Committed to Carmarthen: The Big Learning Company

BIG LEARNING COMPANY – a Cardiff-based company that specialises in the Education; Information Communications Technology (ICT); Digital and Creative Sectors – has this month opened a Carmarthen office on the town’s University of Wales Trinity Saint David’s Campus.

This internationally renowned company has already committed to being a part of Canolfan S4C Yr Egin but as the Centre won’t be opening its doors until early 2018, Big Learning Company (BLC) is keen to establish a base in West Wales with immediate effect.

The company’s CEO, Louise Harris says: “Big Learning Company is delighted to be associated with the University of Wales Trinity Saint David and Canolfan S4C Yr Egin – and is especially excited to be moving to Carmarthen at the beginning of this highly innovative ground-breaking project, working alongside the cream of Welsh education, the creative industries and the digital sectors.

“Canolfan S4C Yr Egin is incredibly important, not just for Carmarthen and rural West Wales – the heartland of the Welsh language – but for the whole of Wales, as a digital gateway to the rest of the world, where the best of Welsh talent and content, from education to industry, can find exciting new market opportunities.

*Collected data*:
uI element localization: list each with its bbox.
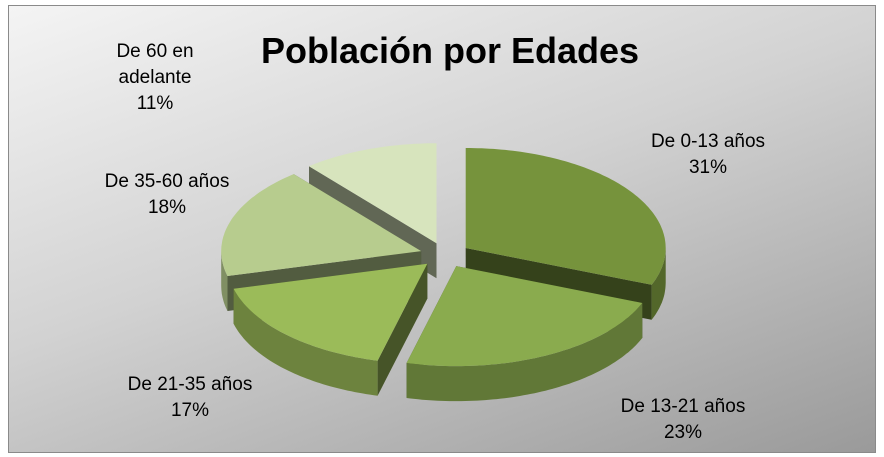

*The task*: Reproduce the Big Learning Company text between "BIG LEARNING COMPANY –" and "with immediate effect.", inclusive, swapping "office" for "branch".

*Worked answer*:
BIG LEARNING COMPANY – a Cardiff-based company that specialises in the Education; Information Communications Technology (ICT); Digital and Creative Sectors – has this month opened a Carmarthen branch on the town’s University of Wales Trinity Saint David’s Campus.

This internationally renowned company has already committed to being a part of Canolfan S4C Yr Egin but as the Centre won’t be opening its doors until early 2018, Big Learning Company (BLC) is keen to establish a base in West Wales with immediate effect.